Extracted data start

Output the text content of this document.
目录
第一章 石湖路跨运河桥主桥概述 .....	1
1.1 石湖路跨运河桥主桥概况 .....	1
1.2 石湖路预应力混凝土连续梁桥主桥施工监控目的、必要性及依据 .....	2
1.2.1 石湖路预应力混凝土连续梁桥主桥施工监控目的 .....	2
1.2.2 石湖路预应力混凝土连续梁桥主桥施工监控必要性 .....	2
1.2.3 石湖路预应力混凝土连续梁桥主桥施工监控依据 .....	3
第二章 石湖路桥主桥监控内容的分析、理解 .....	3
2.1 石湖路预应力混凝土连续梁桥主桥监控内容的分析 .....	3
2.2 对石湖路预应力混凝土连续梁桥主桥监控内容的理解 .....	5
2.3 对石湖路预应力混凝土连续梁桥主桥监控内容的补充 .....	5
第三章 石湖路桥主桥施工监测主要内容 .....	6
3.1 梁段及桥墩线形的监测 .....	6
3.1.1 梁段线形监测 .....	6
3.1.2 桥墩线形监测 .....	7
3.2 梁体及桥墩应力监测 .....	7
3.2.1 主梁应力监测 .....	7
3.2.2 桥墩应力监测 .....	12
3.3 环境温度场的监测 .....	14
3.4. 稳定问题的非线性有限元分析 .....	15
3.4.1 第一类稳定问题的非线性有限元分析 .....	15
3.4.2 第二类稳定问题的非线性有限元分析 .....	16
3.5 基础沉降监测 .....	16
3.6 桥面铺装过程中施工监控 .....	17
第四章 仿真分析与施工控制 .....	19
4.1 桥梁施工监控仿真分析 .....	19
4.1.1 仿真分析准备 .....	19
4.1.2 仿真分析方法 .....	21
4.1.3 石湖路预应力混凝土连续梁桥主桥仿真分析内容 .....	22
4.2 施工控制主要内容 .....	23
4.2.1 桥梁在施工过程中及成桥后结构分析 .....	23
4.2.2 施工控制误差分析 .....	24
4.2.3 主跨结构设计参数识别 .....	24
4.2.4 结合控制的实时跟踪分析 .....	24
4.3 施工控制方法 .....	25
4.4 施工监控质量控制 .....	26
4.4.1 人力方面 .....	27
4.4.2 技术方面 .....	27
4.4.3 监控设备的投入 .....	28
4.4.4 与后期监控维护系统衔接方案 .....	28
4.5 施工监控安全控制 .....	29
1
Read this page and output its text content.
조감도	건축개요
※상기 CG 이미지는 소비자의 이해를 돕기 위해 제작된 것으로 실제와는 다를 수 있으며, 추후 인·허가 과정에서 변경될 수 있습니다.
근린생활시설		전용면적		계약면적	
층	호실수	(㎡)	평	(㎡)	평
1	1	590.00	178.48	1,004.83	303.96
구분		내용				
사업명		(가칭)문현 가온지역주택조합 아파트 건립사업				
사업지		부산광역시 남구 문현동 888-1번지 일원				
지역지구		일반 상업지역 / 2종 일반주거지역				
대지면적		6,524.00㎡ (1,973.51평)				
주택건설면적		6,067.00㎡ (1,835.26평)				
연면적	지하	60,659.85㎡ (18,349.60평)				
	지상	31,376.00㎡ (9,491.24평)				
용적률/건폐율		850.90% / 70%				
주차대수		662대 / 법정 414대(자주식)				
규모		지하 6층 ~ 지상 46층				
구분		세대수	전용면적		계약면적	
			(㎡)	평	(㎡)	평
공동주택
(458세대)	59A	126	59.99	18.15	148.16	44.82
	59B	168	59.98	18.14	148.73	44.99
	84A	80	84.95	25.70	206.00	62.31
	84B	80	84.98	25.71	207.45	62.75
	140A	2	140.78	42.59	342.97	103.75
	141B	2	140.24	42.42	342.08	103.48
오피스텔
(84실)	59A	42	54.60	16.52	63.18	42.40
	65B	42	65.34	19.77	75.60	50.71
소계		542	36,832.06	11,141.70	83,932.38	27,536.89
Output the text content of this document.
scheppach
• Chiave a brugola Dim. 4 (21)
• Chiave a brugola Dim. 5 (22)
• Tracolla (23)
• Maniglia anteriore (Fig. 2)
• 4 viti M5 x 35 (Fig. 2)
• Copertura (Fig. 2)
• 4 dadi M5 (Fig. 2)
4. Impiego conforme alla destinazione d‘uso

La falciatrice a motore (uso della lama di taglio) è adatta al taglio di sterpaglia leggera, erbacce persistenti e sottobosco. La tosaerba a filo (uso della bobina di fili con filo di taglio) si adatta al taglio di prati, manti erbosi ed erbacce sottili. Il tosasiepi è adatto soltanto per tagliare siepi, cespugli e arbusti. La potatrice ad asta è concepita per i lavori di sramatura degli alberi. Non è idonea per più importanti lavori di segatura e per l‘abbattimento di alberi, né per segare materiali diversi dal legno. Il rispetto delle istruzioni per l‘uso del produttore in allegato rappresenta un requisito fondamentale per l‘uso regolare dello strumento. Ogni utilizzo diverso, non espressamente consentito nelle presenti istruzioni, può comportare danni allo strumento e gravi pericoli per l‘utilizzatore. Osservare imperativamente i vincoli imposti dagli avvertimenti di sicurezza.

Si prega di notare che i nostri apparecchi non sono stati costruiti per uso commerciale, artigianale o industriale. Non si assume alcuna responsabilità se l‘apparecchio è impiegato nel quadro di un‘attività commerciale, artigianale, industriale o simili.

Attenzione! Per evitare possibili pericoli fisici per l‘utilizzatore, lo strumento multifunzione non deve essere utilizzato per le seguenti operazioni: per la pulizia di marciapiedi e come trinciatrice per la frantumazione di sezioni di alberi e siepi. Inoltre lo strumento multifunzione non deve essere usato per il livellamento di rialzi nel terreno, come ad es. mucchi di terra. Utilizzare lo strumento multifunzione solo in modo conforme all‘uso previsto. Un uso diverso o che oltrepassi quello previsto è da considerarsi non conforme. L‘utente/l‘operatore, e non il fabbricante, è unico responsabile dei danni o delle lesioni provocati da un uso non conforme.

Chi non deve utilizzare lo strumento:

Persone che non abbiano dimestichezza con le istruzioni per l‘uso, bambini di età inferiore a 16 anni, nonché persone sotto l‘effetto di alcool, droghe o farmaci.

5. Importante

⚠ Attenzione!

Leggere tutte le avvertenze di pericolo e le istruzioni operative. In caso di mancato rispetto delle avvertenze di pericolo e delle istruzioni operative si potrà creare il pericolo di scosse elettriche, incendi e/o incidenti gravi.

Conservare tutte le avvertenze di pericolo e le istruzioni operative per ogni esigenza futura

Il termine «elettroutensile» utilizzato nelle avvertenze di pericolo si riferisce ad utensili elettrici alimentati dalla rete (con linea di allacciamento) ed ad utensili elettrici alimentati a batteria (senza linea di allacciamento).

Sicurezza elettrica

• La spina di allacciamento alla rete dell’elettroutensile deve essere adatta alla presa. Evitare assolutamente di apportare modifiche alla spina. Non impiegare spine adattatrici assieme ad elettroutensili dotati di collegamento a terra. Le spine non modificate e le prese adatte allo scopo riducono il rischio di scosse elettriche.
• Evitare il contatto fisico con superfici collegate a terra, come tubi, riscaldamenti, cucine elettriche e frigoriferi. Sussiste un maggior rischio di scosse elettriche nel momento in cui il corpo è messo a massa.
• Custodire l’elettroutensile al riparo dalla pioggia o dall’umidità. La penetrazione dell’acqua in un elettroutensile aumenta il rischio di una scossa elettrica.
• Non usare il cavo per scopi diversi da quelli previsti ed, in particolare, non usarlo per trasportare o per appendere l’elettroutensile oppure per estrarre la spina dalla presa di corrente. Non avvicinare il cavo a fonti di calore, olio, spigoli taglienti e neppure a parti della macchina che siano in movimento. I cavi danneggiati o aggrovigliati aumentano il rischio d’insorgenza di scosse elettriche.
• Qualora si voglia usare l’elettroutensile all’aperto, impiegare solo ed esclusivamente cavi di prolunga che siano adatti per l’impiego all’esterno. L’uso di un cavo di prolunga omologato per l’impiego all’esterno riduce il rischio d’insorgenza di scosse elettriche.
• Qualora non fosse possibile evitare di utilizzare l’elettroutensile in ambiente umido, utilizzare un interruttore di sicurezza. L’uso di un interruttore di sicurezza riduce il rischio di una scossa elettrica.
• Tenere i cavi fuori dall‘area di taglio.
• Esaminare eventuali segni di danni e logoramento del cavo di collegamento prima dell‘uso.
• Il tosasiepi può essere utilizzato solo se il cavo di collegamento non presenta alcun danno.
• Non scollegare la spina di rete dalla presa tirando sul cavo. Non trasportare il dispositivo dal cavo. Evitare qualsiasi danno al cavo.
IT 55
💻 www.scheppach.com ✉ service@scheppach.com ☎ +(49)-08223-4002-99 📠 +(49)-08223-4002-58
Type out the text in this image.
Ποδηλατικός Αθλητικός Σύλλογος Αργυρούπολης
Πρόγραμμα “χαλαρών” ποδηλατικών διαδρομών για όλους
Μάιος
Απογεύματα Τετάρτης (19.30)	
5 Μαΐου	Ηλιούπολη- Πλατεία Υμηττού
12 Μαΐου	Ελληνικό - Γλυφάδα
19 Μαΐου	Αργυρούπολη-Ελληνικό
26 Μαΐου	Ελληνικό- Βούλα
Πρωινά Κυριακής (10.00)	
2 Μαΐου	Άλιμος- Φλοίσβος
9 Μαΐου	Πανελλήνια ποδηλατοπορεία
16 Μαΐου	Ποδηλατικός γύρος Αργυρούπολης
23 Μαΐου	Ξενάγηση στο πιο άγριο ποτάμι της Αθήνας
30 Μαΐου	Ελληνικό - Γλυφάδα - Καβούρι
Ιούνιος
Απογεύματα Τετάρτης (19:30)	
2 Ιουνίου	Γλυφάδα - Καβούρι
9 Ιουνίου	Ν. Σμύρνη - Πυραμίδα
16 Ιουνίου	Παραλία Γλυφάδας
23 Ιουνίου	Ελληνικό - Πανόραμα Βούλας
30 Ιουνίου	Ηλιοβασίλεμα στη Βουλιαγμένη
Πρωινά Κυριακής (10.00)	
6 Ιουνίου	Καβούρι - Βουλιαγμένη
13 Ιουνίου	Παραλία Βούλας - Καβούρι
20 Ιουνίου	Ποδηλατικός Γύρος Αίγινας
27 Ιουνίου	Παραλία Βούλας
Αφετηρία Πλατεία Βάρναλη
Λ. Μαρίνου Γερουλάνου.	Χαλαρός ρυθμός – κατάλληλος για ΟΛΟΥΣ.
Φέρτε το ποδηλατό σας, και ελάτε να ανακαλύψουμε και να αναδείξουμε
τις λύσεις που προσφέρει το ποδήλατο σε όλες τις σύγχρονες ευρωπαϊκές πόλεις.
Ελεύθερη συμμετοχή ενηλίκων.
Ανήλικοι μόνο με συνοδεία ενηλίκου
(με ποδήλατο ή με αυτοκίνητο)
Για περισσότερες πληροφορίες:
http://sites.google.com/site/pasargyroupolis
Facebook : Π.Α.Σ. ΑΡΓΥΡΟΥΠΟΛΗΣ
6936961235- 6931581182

Extracted data end

◆ Written request: Among these entries, how many lines include the string "Αργυρούπολης"? Reply with the number by itself.

◆ Written answer: 2